---- Dataset
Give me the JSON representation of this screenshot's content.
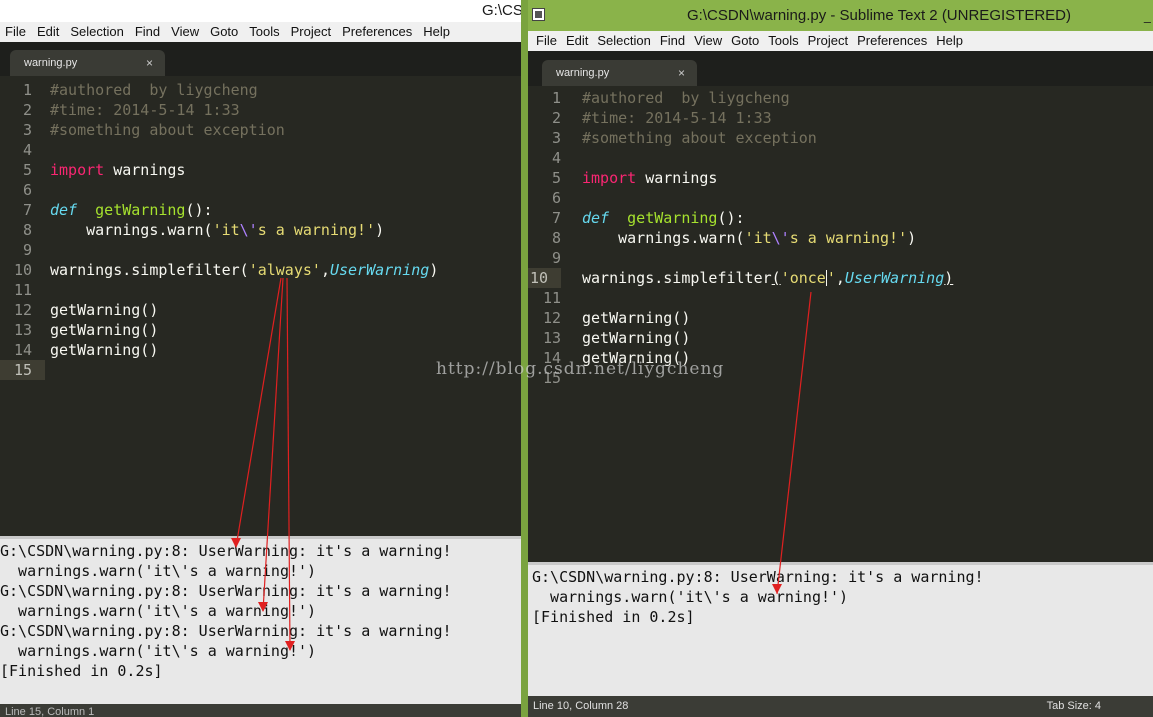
{
  "left_window": {
    "title": "G:\\CS",
    "menu": [
      "File",
      "Edit",
      "Selection",
      "Find",
      "View",
      "Goto",
      "Tools",
      "Project",
      "Preferences",
      "Help"
    ],
    "tab": {
      "label": "warning.py",
      "close": "×"
    },
    "line_numbers": [
      "1",
      "2",
      "3",
      "4",
      "5",
      "6",
      "7",
      "8",
      "9",
      "10",
      "11",
      "12",
      "13",
      "14",
      "15"
    ],
    "code": {
      "l1": "#authored  by liygcheng",
      "l2": "#time: 2014-5-14 1:33",
      "l3": "#something about exception",
      "l5_kw": "import",
      "l5_rest": " warnings",
      "l7_kw": "def",
      "l7_fn": "getWarning",
      "l7_rest": "():",
      "l8_a": "    warnings.warn(",
      "l8_s1": "'it",
      "l8_esc": "\\'",
      "l8_s2": "s a warning!'",
      "l8_b": ")",
      "l10_a": "warnings.simplefilter(",
      "l10_str": "'always'",
      "l10_comma": ",",
      "l10_cls": "UserWarning",
      "l10_b": ")",
      "l12": "getWarning()",
      "l13": "getWarning()",
      "l14": "getWarning()"
    },
    "output": [
      "G:\\CSDN\\warning.py:8: UserWarning: it's a warning!",
      "  warnings.warn('it\\'s a warning!')",
      "G:\\CSDN\\warning.py:8: UserWarning: it's a warning!",
      "  warnings.warn('it\\'s a warning!')",
      "G:\\CSDN\\warning.py:8: UserWarning: it's a warning!",
      "  warnings.warn('it\\'s a warning!')",
      "[Finished in 0.2s]"
    ],
    "status": "Line 15, Column 1"
  },
  "right_window": {
    "title": "G:\\CSDN\\warning.py - Sublime Text 2 (UNREGISTERED)",
    "menu": [
      "File",
      "Edit",
      "Selection",
      "Find",
      "View",
      "Goto",
      "Tools",
      "Project",
      "Preferences",
      "Help"
    ],
    "tab": {
      "label": "warning.py",
      "close": "×"
    },
    "line_numbers": [
      "1",
      "2",
      "3",
      "4",
      "5",
      "6",
      "7",
      "8",
      "9",
      "10",
      "11",
      "12",
      "13",
      "14",
      "15"
    ],
    "code": {
      "l1": "#authored  by liygcheng",
      "l2": "#time: 2014-5-14 1:33",
      "l3": "#something about exception",
      "l5_kw": "import",
      "l5_rest": " warnings",
      "l7_kw": "def",
      "l7_fn": "getWarning",
      "l7_rest": "():",
      "l8_a": "    warnings.warn(",
      "l8_s1": "'it",
      "l8_esc": "\\'",
      "l8_s2": "s a warning!'",
      "l8_b": ")",
      "l10_a": "warnings.simplefilter",
      "l10_open": "(",
      "l10_str1": "'once",
      "l10_str2": "'",
      "l10_comma": ",",
      "l10_cls": "UserWarning",
      "l10_b": ")",
      "l12": "getWarning()",
      "l13": "getWarning()",
      "l14": "getWarning()"
    },
    "output": [
      "G:\\CSDN\\warning.py:8: UserWarning: it's a warning!",
      "  warnings.warn('it\\'s a warning!')",
      "[Finished in 0.2s]"
    ],
    "status_left": "Line 10, Column 28",
    "status_right": "Tab Size: 4"
  },
  "watermark": "http://blog.csdn.net/liygcheng",
  "annotation_color": "#e02020"
}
--------
Do this >> Select all lines in the listing that include the word "simplefilter".

Result of the exercise >>
      "l10_a": "warnings.simplefilter(",
      "l10_a": "warnings.simplefilter",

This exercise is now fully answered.